■ **EXTRACT TO READ**
One of the main attractions of becoming self-employed is how straightforward it is to get started.
You don’t need permission from anyone, there are no costly set-up fees, and in most cases, you can begin trading almost immediately.
You can even become a sole trader (another term for self-employed) while working for someone else.
Most of the UK’s 5.5 million small businesses — 61% — are registered as sole traders or partnerships.
What’s in this guide?
Here are fifteen steps to take when you become self-employed for the first time – we last updated this guide in September 2025.
- Decide to go self-employed
- Choose a name for your new business
- Register as self-employed with HMRC
- Income tax and self-assessment
- National insurance contributions
- Should you register for VAT?
- Do you need licences or permits?
- Open a business bank account
- Make sure you’re adequately insured
- Keep accurate financial records
- Choose accounting software or get help
- Promote your new business
- Set your pricing and get paid properly
- Plan for slow months and build a buffer
- Track key tax dates and deadlines
1. Decide to go self-employed
The first big decision you’ll face is whether to become self-employed or trade through a limited company.
Each option has its pros and cons, depending on how much you expect to earn, the type of work you do, and your appetite for administrative tasks and taking risks.
Most small businesses in the UK start as sole traders. It’s the simplest structure, and very simple to set up. Over 3 million people in the UK currently work this way.
If you want to keep things simple, test an idea, or start a new venture alongside your normal job, going self-employed is often the most flexible option.
Bear in mind that as a sole trader, you are the business, so you carry personal liability for debts and claims. Many people address this by putting the right insurance in place and keeping good records.
But it’s worth understanding the tax and liability differences between the two types of business structure before you take the leap.
Read our comparison guide: Should I set up as a sole trader or limited company?
2. Choose a name for your new business
Choose a name that reflects what you do and how you want to appear to the world. You may want to include your name or location in the name.
Unlike a limited company, there’s no central register of sole traders, nor strict naming rules. But we still recommend you check the Companies House register to avoid name clashes.
Search for a matching domain name simultaneously – ideally, you’ll secure both together. Your business name will appear on invoices and paperwork, so take your time.
Read this guide: How to choose a business name as a sole trader.
3. Register as self-employed with HMRC
When you set up as a sole trader or partner in a partnership, you become responsible for paying income tax and National Insurance on your profits.

■ **EXERCISE PROMPT**
Answer these questions about the guide to going self-employed:
1. What share of the UK's 5.5 million small businesses is registered as sole traders or partnerships?
2. When was the guide last updated?
3. Which register should a new sole trader check to avoid name clashes?

■ **DATA LINES**
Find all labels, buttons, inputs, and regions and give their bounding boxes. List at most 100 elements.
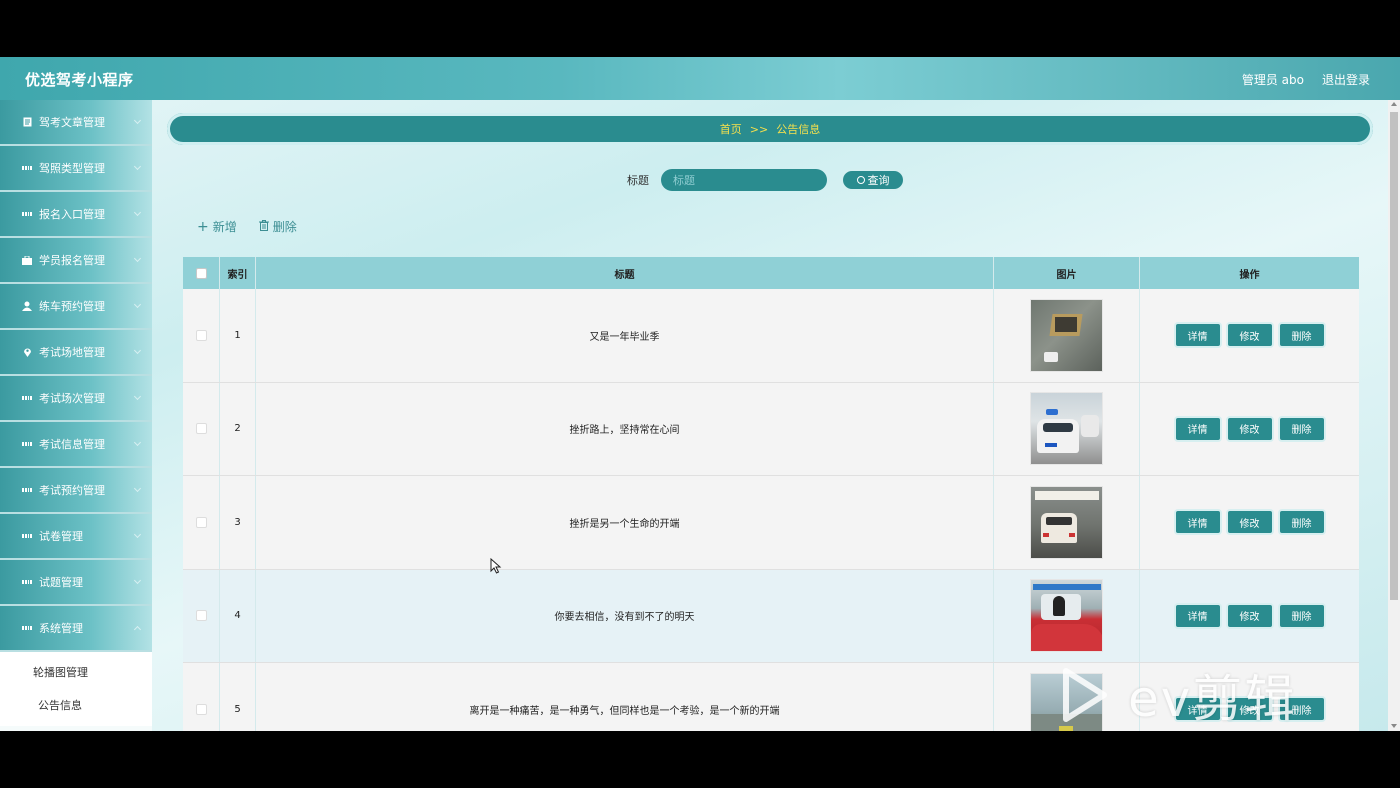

■ **ANSWER TO THE PROBLEM**
1. 61%
2. September 2025
3. The Companies House register